Quoted text:
The package wraps the functions for doing local smoothing and derivative
estimation for a standardized interface. We use this standard interface
to estimate the trend at a particular set of points in parallel for
thousands of time series.

The package ``incline`` exposes 4 functions:

1. ``naive_trend``:
    
    **Input:**
    
    -  df: pandas dataFrame `time series
       object `__
    
    **Functionality:**
    
    -  estimates the derivative at a location by taking the average of
       change when you move one unit to the right and change when you move
       one unit to the left.
    
    **Output:**
    
    dataframe with 6 columns (smoothed value column just has ``None``):
    ``datetime, function_order (value of the polynomial order), smoothed_value, derivative_method, derivative_order, derivative_value``.

2. ``spline_trend``:

    **Input:**
    
    -  df: pandas dataFrame `time series
       object `__
    -  function\_order: spline order (default is 3)---fitting with cubic
       splines. The number of knots are chosen with cross-validation.
    -  derivative\_order: (0, 1, 2, ... with default as 1)
    -  s: smoothing factor. the total unnormalized global cost that we are willing to bear. larger values give more smoothed estimates. See the 
       `documentation `__ for details. 
    
    **Functionality:**
    
    Interpolates time series with splines of 'function\_order'. And then
    calculates the derivative\_order using the smoothed function.
    
    **Output:**
    
    dataframe with 6 columns:
    ``datetime, function_order (value of the polynomial order), smoothed_value, derivative_method, derivative_order, derivative_value``.
    
    A row can be 2012-01-01, "spline", 2, 1, 0

3. ``sgolay_trend``:

    **Input:**
    
    -  df pandas dataFrame `time series
       object `__
    -  window\_size: default is 15
    -  function\_order: polynomial order (default is 3)
    -  derivative\_order: (0, 1, 2, ... with default as 1)
    
    **Functionality:**
    
    Interpolates time series with savitzky-golay using polynomials of
    'function\_order'. And then calculates the derivative\_order using the
    smoothed function.

Objective A:
How would you shorten the paragraph of the incline documentation that begins "The package wraps the functions" while keeping its main facts?
Objective B:
Could you reproduce the incline documentation word for word from "dataframe with 6 columns (smoothed" to "chosen with cross-validation."?

Dataset extract:

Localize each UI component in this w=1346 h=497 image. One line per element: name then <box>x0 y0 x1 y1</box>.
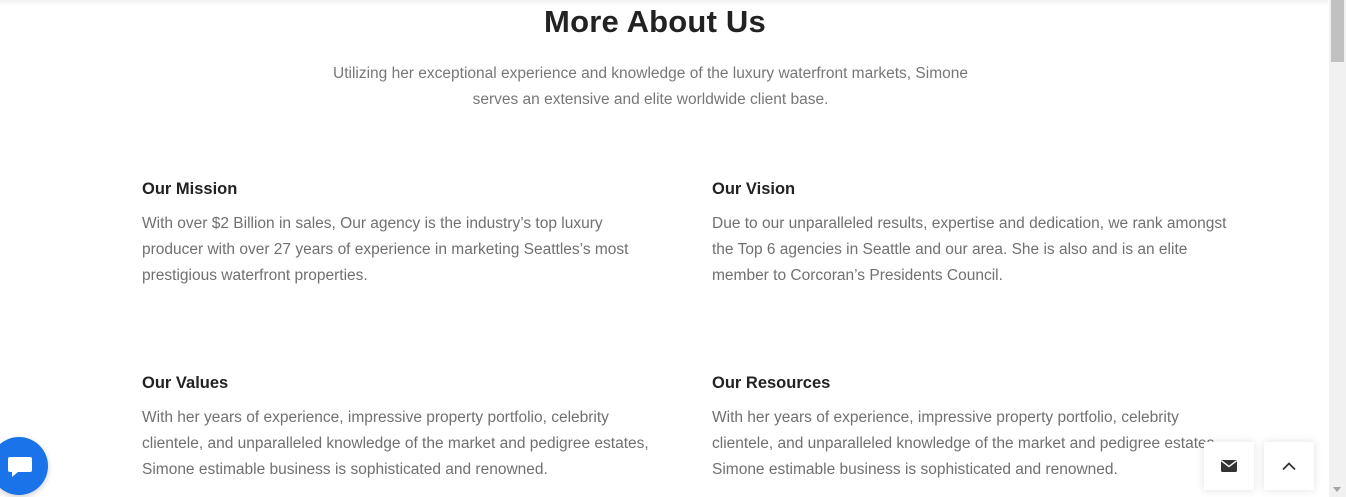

Written response A:
The package puts local smoothing and derivative estimation functions behind one standardized interface. That interface is used to estimate the trend at a particular set of points, in parallel, across thousands of time series.

Written response B:
dataframe with 6 columns (smoothed value column just has ``None``):
    ``datetime, function_order (value of the polynomial order), smoothed_value, derivative_method, derivative_order, derivative_value``.

2. ``spline_trend``:

    **Input:**
    
    -  df: pandas dataFrame `time series
       object `__
    -  function\_order: spline order (default is 3)---fitting with cubic
       splines. The number of knots are chosen with cross-validation.